[Figure record extracts]

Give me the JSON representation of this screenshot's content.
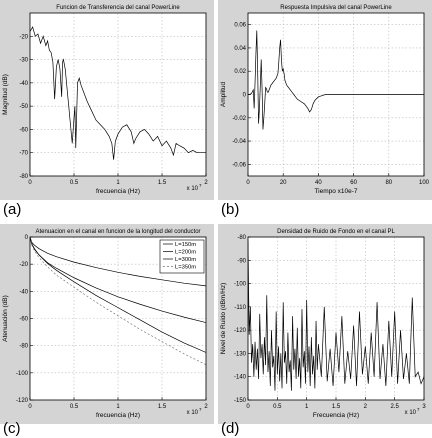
{
  "panel_labels": [
    "(a)",
    "(b)",
    "(c)",
    "(d)"
  ],
  "colors": {
    "panel_bg": "#d4d4d4",
    "axes_bg": "#ffffff",
    "grid": "#bbbbbb",
    "line": "#000000",
    "frame": "#000000"
  },
  "chart_data": [
    {
      "type": "line",
      "title": "Funcion de Transferencia del canal PowerLine",
      "xlabel": "frecuencia (Hz)",
      "ylabel": "Magnitud (dB)",
      "xlim": [
        0,
        2
      ],
      "ylim": [
        -80,
        -10
      ],
      "x_exponent": "x 10",
      "x_exponent_power": "7",
      "xticks": [
        0,
        0.5,
        1,
        1.5,
        2
      ],
      "xtick_labels": [
        "0",
        "0.5",
        "1",
        "1.5",
        "2"
      ],
      "yticks": [
        -80,
        -70,
        -60,
        -50,
        -40,
        -30,
        -20
      ],
      "ytick_labels": [
        "-80",
        "-70",
        "-60",
        "-50",
        "-40",
        "-30",
        "-20"
      ],
      "grid": true,
      "series": [
        {
          "x": [
            0,
            0.03,
            0.06,
            0.09,
            0.12,
            0.15,
            0.18,
            0.2,
            0.22,
            0.24,
            0.26,
            0.27,
            0.28,
            0.3,
            0.32,
            0.34,
            0.36,
            0.37,
            0.38,
            0.4,
            0.42,
            0.44,
            0.46,
            0.48,
            0.5,
            0.51,
            0.52,
            0.54,
            0.56,
            0.58,
            0.6,
            0.65,
            0.7,
            0.75,
            0.8,
            0.85,
            0.9,
            0.93,
            0.95,
            0.97,
            1.0,
            1.05,
            1.1,
            1.15,
            1.18,
            1.2,
            1.25,
            1.3,
            1.35,
            1.4,
            1.45,
            1.5,
            1.55,
            1.6,
            1.63,
            1.66,
            1.7,
            1.75,
            1.8,
            1.85,
            1.9,
            1.95,
            2.0
          ],
          "y": [
            -18,
            -16,
            -20,
            -19,
            -23,
            -20,
            -24,
            -22,
            -26,
            -27,
            -31,
            -39,
            -47,
            -33,
            -30,
            -34,
            -46,
            -31,
            -30,
            -34,
            -42,
            -50,
            -58,
            -66,
            -55,
            -50,
            -68,
            -40,
            -38,
            -41,
            -43,
            -48,
            -52,
            -56,
            -58,
            -60,
            -63,
            -66,
            -73,
            -65,
            -62,
            -59,
            -58,
            -61,
            -66,
            -64,
            -61,
            -60,
            -62,
            -65,
            -63,
            -67,
            -65,
            -68,
            -71,
            -66,
            -67,
            -68,
            -70,
            -69,
            -70,
            -70,
            -70
          ]
        }
      ]
    },
    {
      "type": "line",
      "title": "Respuesta Impulsiva del canal PowerLine",
      "xlabel": "Tiempo x10e-7",
      "ylabel": "Amplitud",
      "xlim": [
        0,
        100
      ],
      "ylim": [
        -0.07,
        0.07
      ],
      "xticks": [
        0,
        20,
        40,
        60,
        80,
        100
      ],
      "xtick_labels": [
        "0",
        "20",
        "40",
        "60",
        "80",
        "100"
      ],
      "yticks": [
        -0.06,
        -0.04,
        -0.02,
        0,
        0.02,
        0.04,
        0.06
      ],
      "ytick_labels": [
        "-0.06",
        "-0.04",
        "-0.02",
        "0",
        "0.02",
        "0.04",
        "0.06"
      ],
      "grid": true,
      "series": [
        {
          "x": [
            0,
            1,
            2,
            3,
            3.5,
            4,
            4.5,
            5,
            5.5,
            6,
            6.5,
            7,
            7.5,
            8,
            8.5,
            9,
            9.5,
            10,
            10.5,
            11,
            11.5,
            12,
            13,
            14,
            15,
            16,
            17,
            17.5,
            18,
            18.5,
            19,
            19.5,
            20,
            20.5,
            21,
            22,
            23,
            24,
            25,
            26,
            27,
            28,
            30,
            32,
            34,
            35,
            36,
            37,
            38,
            40,
            42,
            44,
            46,
            48,
            50,
            60,
            70,
            80,
            90,
            100
          ],
          "y": [
            0,
            0,
            0.001,
            0.004,
            -0.012,
            0.01,
            0.035,
            0.055,
            0.02,
            -0.025,
            -0.012,
            0.008,
            0.03,
            0.005,
            -0.03,
            -0.02,
            -0.008,
            0.006,
            0.005,
            0.002,
            0.002,
            0.004,
            0.008,
            0.01,
            0.012,
            0.014,
            0.018,
            0.028,
            0.04,
            0.047,
            0.03,
            0.02,
            0.022,
            0.018,
            0.012,
            0.008,
            0.006,
            0.004,
            0.002,
            0,
            -0.002,
            -0.004,
            -0.006,
            -0.008,
            -0.012,
            -0.015,
            -0.013,
            -0.008,
            -0.005,
            -0.002,
            -0.001,
            0,
            0,
            0,
            0,
            0,
            0,
            0,
            0,
            0
          ]
        }
      ]
    },
    {
      "type": "line",
      "title": "Atenuacion en el canal en funcion de la longitud del conductor",
      "xlabel": "frecuencia (Hz)",
      "ylabel": "Atenuación (dB)",
      "xlim": [
        0,
        2
      ],
      "ylim": [
        -120,
        0
      ],
      "x_exponent": "x 10",
      "x_exponent_power": "7",
      "xticks": [
        0,
        0.5,
        1,
        1.5,
        2
      ],
      "xtick_labels": [
        "0",
        "0.5",
        "1",
        "1.5",
        "2"
      ],
      "yticks": [
        -120,
        -100,
        -80,
        -60,
        -40,
        -20,
        0
      ],
      "ytick_labels": [
        "-120",
        "-100",
        "-80",
        "-60",
        "-40",
        "-20",
        "0"
      ],
      "grid": true,
      "legend_placement": "top-right",
      "series": [
        {
          "name": "L=150m",
          "dash": "",
          "x": [
            0,
            0.02,
            0.05,
            0.1,
            0.2,
            0.3,
            0.5,
            0.75,
            1.0,
            1.25,
            1.5,
            1.75,
            2.0
          ],
          "y": [
            0,
            -4,
            -6,
            -8.5,
            -12,
            -14.5,
            -18.5,
            -22.5,
            -26,
            -29,
            -31.5,
            -34,
            -36
          ]
        },
        {
          "name": "L=200m",
          "dash": "",
          "x": [
            0,
            0.02,
            0.05,
            0.1,
            0.2,
            0.3,
            0.5,
            0.75,
            1.0,
            1.25,
            1.5,
            1.75,
            2.0
          ],
          "y": [
            0,
            -5,
            -9,
            -13,
            -19,
            -23,
            -30,
            -37.5,
            -44,
            -49.5,
            -54.5,
            -59,
            -63
          ]
        },
        {
          "name": "L=300m",
          "dash": "",
          "x": [
            0,
            0.02,
            0.05,
            0.1,
            0.2,
            0.3,
            0.5,
            0.75,
            1.0,
            1.25,
            1.5,
            1.75,
            2.0
          ],
          "y": [
            0,
            -5,
            -8.5,
            -13,
            -19.5,
            -24.5,
            -33,
            -43,
            -52,
            -61,
            -70,
            -78,
            -85
          ]
        },
        {
          "name": "L=350m",
          "dash": "2,2",
          "x": [
            0,
            0.02,
            0.05,
            0.1,
            0.2,
            0.3,
            0.5,
            0.75,
            1.0,
            1.25,
            1.5,
            1.75,
            2.0
          ],
          "y": [
            0,
            -6,
            -10,
            -15,
            -22,
            -28,
            -37,
            -48,
            -58,
            -68,
            -77,
            -86,
            -94
          ]
        }
      ]
    },
    {
      "type": "line",
      "title": "Densidad de Ruido de Fondo en el canal PL",
      "xlabel": "Frecuencia (Hz)",
      "ylabel": "Nivel de Ruido (dBm/Hz)",
      "xlim": [
        0,
        3
      ],
      "ylim": [
        -150,
        -80
      ],
      "x_exponent": "x 10",
      "x_exponent_power": "7",
      "xticks": [
        0,
        0.5,
        1,
        1.5,
        2,
        2.5,
        3
      ],
      "xtick_labels": [
        "0",
        "0.5",
        "1",
        "1.5",
        "2",
        "2.5",
        "3"
      ],
      "yticks": [
        -150,
        -140,
        -130,
        -120,
        -110,
        -100,
        -90,
        -80
      ],
      "ytick_labels": [
        "-150",
        "-140",
        "-130",
        "-120",
        "-110",
        "-100",
        "-90",
        "-80"
      ],
      "grid": true,
      "series": [
        {
          "x": [
            0,
            0.02,
            0.04,
            0.06,
            0.08,
            0.1,
            0.12,
            0.14,
            0.16,
            0.18,
            0.2,
            0.22,
            0.24,
            0.26,
            0.28,
            0.3,
            0.32,
            0.34,
            0.36,
            0.38,
            0.4,
            0.42,
            0.44,
            0.46,
            0.48,
            0.5,
            0.52,
            0.54,
            0.56,
            0.58,
            0.6,
            0.62,
            0.64,
            0.66,
            0.68,
            0.7,
            0.72,
            0.74,
            0.76,
            0.78,
            0.8,
            0.82,
            0.84,
            0.86,
            0.88,
            0.9,
            0.92,
            0.94,
            0.96,
            0.98,
            1.0,
            1.02,
            1.04,
            1.06,
            1.08,
            1.1,
            1.12,
            1.14,
            1.16,
            1.18,
            1.2,
            1.25,
            1.3,
            1.35,
            1.4,
            1.45,
            1.5,
            1.55,
            1.6,
            1.65,
            1.7,
            1.75,
            1.8,
            1.85,
            1.9,
            1.95,
            2.0,
            2.05,
            2.1,
            2.15,
            2.2,
            2.25,
            2.3,
            2.35,
            2.4,
            2.45,
            2.5,
            2.55,
            2.6,
            2.65,
            2.7,
            2.75,
            2.8,
            2.85,
            2.9,
            2.95,
            3.0
          ],
          "y": [
            -82,
            -122,
            -110,
            -134,
            -126,
            -140,
            -125,
            -137,
            -128,
            -141,
            -113,
            -132,
            -126,
            -139,
            -123,
            -135,
            -105,
            -138,
            -129,
            -144,
            -120,
            -136,
            -131,
            -146,
            -112,
            -139,
            -127,
            -142,
            -130,
            -145,
            -108,
            -134,
            -129,
            -143,
            -121,
            -138,
            -133,
            -146,
            -114,
            -137,
            -128,
            -141,
            -119,
            -140,
            -132,
            -145,
            -111,
            -136,
            -129,
            -143,
            -107,
            -138,
            -127,
            -144,
            -123,
            -139,
            -131,
            -145,
            -116,
            -137,
            -126,
            -140,
            -110,
            -142,
            -128,
            -144,
            -121,
            -138,
            -114,
            -143,
            -129,
            -141,
            -118,
            -144,
            -112,
            -139,
            -127,
            -143,
            -121,
            -140,
            -108,
            -141,
            -126,
            -144,
            -116,
            -140,
            -112,
            -143,
            -120,
            -141,
            -130,
            -143,
            -106,
            -140,
            -138,
            -143,
            -140
          ]
        }
      ]
    }
  ]
}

● **Set exercise**
Report how many lines of the entries hold the word "name". Nothing else is needed.

● **Task solution**
4